**Dataset entries on figures:**
════════════════════

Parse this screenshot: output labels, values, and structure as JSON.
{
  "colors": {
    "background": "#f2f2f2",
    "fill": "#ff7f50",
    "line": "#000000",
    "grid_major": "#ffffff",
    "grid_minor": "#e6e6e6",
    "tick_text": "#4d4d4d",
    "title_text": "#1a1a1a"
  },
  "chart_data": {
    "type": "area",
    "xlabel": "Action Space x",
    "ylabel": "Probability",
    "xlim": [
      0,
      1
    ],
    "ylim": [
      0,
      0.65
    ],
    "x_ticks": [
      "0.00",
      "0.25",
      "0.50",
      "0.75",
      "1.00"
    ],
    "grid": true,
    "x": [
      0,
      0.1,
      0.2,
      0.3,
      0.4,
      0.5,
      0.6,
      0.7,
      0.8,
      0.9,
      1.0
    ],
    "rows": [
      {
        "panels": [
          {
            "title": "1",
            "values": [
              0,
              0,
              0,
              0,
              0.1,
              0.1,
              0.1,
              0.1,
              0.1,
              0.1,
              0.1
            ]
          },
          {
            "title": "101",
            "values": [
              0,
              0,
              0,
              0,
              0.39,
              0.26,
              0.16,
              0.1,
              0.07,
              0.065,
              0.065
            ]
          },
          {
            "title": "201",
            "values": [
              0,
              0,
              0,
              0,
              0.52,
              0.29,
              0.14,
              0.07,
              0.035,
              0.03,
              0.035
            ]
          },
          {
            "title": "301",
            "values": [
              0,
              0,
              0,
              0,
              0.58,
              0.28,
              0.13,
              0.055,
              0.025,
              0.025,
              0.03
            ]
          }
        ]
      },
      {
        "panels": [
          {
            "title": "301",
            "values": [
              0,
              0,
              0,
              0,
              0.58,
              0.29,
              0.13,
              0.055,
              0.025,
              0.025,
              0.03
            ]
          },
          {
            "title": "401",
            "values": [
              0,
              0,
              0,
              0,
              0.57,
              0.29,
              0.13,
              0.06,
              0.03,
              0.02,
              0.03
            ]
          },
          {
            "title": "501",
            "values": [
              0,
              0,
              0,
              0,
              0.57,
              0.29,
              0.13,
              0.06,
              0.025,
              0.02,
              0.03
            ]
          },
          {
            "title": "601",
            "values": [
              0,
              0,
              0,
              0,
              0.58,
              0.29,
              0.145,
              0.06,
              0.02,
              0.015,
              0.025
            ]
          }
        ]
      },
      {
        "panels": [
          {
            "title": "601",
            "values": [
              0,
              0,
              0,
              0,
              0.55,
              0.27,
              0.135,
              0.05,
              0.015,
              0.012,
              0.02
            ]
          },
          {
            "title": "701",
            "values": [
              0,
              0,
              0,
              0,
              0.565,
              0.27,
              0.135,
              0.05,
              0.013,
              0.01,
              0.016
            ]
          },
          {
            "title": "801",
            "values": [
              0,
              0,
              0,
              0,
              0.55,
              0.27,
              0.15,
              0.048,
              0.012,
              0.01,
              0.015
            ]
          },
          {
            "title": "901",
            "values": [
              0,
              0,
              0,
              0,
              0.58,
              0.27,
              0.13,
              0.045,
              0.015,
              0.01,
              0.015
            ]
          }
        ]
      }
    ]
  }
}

════════════════════

**Given problem:**
Extract the complete listing above, reproducing each line exactly.

**Answer for this exercise:**
Parse this screenshot: output labels, values, and structure as JSON.
{
  "colors": {
    "background": "#f2f2f2",
    "fill": "#ff7f50",
    "line": "#000000",
    "grid_major": "#ffffff",
    "grid_minor": "#e6e6e6",
    "tick_text": "#4d4d4d",
    "title_text": "#1a1a1a"
  },
  "chart_data": {
    "type": "area",
    "xlabel": "Action Space x",
    "ylabel": "Probability",
    "xlim": [
      0,
      1
    ],
    "ylim": [
      0,
      0.65
    ],
    "x_ticks": [
      "0.00",
      "0.25",
      "0.50",
      "0.75",
      "1.00"
    ],
    "grid": true,
    "x": [
      0,
      0.1,
      0.2,
      0.3,
      0.4,
      0.5,
      0.6,
      0.7,
      0.8,
      0.9,
      1.0
    ],
    "rows": [
      {
        "panels": [
          {
            "title": "1",
            "values": [
              0,
              0,
              0,
              0,
              0.1,
              0.1,
              0.1,
              0.1,
              0.1,
              0.1,
              0.1
            ]
          },
          {
            "title": "101",
            "values": [
              0,
              0,
              0,
              0,
              0.39,
              0.26,
              0.16,
              0.1,
              0.07,
              0.065,
              0.065
            ]
          },
          {
            "title": "201",
            "values": [
              0,
              0,
              0,
              0,
              0.52,
              0.29,
              0.14,
              0.07,
              0.035,
              0.03,
              0.035
            ]
          },
          {
            "title": "301",
            "values": [
              0,
              0,
              0,
              0,
              0.58,
              0.28,
              0.13,
              0.055,
              0.025,
              0.025,
              0.03
            ]
          }
        ]
      },
      {
        "panels": [
          {
            "title": "301",
            "values": [
              0,
              0,
              0,
              0,
              0.58,
              0.29,
              0.13,
              0.055,
              0.025,
              0.025,
              0.03
            ]
          },
          {
            "title": "401",
            "values": [
              0,
              0,
              0,
              0,
              0.57,
              0.29,
              0.13,
              0.06,
              0.03,
              0.02,
              0.03
            ]
          },
          {
            "title": "501",
            "values": [
              0,
              0,
              0,
              0,
              0.57,
              0.29,
              0.13,
              0.06,
              0.025,
              0.02,
              0.03
            ]
          },
          {
            "title": "601",
            "values": [
              0,
              0,
              0,
              0,
              0.58,
              0.29,
              0.145,
              0.06,
              0.02,
              0.015,
              0.025
            ]
          }
        ]
      },
      {
        "panels": [
          {
            "title": "601",
            "values": [
              0,
              0,
              0,
              0,
              0.55,
              0.27,
              0.135,
              0.05,
              0.015,
              0.012,
              0.02
            ]
          },
          {
            "title": "701",
            "values": [
              0,
              0,
              0,
              0,
              0.565,
              0.27,
              0.135,
              0.05,
              0.013,
              0.01,
              0.016
            ]
          },
          {
            "title": "801",
            "values": [
              0,
              0,
              0,
              0,
              0.55,
              0.27,
              0.15,
              0.048,
              0.012,
              0.01,
              0.015
            ]
          },
          {
            "title": "901",
            "values": [
              0,
              0,
              0,
              0,
              0.58,
              0.27,
              0.13,
              0.045,
              0.015,
              0.01,
              0.015
            ]
          }
        ]
      }
    ]
  }
}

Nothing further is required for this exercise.